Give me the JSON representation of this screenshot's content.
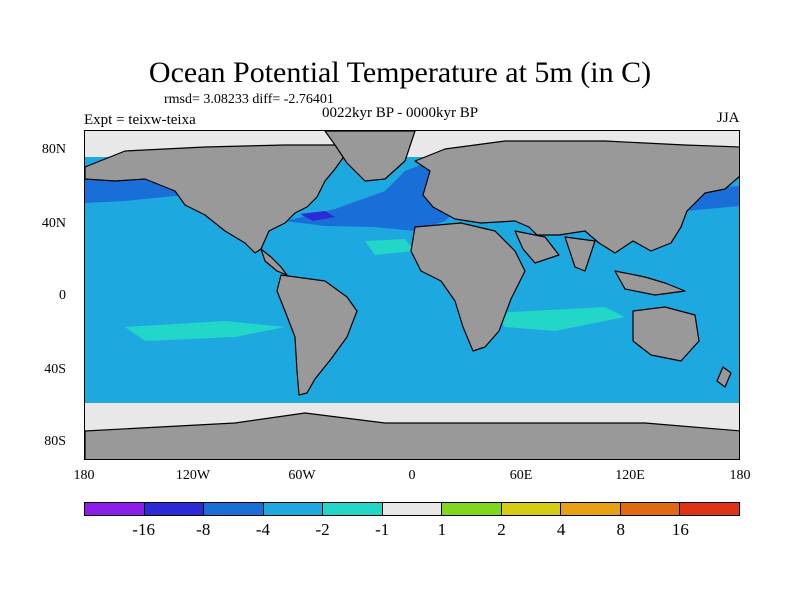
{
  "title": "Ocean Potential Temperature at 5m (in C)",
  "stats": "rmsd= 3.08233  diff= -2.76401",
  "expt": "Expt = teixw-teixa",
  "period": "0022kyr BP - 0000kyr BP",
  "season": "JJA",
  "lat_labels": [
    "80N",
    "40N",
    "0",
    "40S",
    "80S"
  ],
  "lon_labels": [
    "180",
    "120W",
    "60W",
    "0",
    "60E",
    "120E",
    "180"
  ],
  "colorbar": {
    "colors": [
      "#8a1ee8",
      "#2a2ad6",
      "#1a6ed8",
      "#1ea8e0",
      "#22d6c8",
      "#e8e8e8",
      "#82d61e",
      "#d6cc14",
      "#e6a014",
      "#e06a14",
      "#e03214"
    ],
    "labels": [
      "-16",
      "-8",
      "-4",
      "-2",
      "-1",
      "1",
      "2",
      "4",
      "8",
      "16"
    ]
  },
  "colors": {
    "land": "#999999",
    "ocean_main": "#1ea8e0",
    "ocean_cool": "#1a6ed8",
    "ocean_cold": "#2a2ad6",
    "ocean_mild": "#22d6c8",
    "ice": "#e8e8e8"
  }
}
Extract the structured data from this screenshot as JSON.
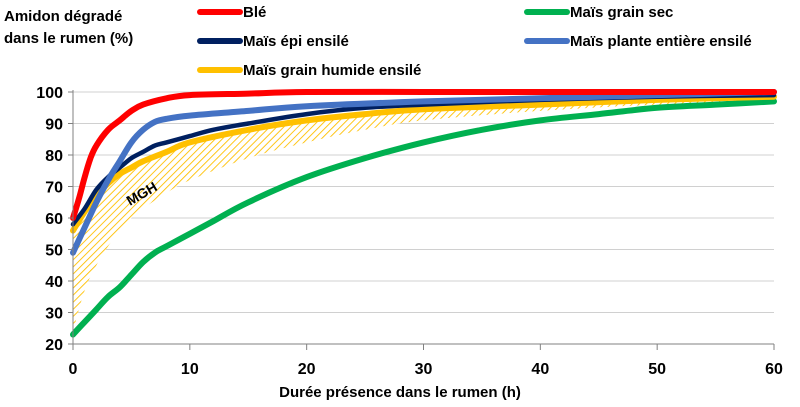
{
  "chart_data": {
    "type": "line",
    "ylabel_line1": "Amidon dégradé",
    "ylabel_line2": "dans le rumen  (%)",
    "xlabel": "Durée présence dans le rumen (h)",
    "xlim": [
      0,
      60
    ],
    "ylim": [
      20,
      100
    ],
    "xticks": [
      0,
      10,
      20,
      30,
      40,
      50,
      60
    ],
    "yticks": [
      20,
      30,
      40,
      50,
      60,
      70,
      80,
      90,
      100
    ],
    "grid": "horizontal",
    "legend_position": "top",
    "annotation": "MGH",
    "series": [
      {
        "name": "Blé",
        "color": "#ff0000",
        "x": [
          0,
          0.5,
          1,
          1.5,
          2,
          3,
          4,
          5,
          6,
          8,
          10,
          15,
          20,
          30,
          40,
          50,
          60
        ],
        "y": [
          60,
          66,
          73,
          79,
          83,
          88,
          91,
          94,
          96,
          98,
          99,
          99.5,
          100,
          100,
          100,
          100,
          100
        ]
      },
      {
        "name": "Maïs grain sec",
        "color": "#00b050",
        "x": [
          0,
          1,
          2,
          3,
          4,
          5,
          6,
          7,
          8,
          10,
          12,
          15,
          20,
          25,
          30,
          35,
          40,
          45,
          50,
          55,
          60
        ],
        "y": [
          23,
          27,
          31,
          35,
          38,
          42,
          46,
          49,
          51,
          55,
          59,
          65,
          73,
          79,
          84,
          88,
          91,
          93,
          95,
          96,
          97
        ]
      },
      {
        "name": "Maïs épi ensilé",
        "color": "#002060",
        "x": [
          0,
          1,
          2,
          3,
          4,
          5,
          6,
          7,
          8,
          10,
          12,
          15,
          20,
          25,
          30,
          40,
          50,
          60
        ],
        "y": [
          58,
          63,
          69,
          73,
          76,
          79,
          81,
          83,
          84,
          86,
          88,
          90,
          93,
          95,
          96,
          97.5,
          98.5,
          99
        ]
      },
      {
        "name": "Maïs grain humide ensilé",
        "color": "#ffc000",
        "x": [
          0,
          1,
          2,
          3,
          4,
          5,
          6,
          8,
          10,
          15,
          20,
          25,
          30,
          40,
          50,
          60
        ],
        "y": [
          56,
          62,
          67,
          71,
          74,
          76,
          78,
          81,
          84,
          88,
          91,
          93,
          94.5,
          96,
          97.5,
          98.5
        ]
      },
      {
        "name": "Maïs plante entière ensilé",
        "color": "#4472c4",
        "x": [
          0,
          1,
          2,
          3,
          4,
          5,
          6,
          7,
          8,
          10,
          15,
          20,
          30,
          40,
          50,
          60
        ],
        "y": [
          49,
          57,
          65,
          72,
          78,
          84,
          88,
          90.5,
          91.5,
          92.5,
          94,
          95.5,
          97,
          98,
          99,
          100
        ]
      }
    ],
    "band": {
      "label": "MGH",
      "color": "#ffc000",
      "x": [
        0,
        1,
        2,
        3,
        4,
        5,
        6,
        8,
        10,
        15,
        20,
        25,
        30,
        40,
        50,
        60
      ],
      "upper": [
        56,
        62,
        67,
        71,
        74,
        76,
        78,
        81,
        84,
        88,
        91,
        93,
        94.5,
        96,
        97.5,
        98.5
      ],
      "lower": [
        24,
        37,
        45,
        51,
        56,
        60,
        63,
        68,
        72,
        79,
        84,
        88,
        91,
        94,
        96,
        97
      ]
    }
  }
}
○ ○ ○ ○ ○ ○ ○
Copy out every line of the listing that includes the string "JSON".

= TASK ANSWER =
Give me the JSON representation of this screenshot's content.
Extract the structured data from this screenshot as JSON.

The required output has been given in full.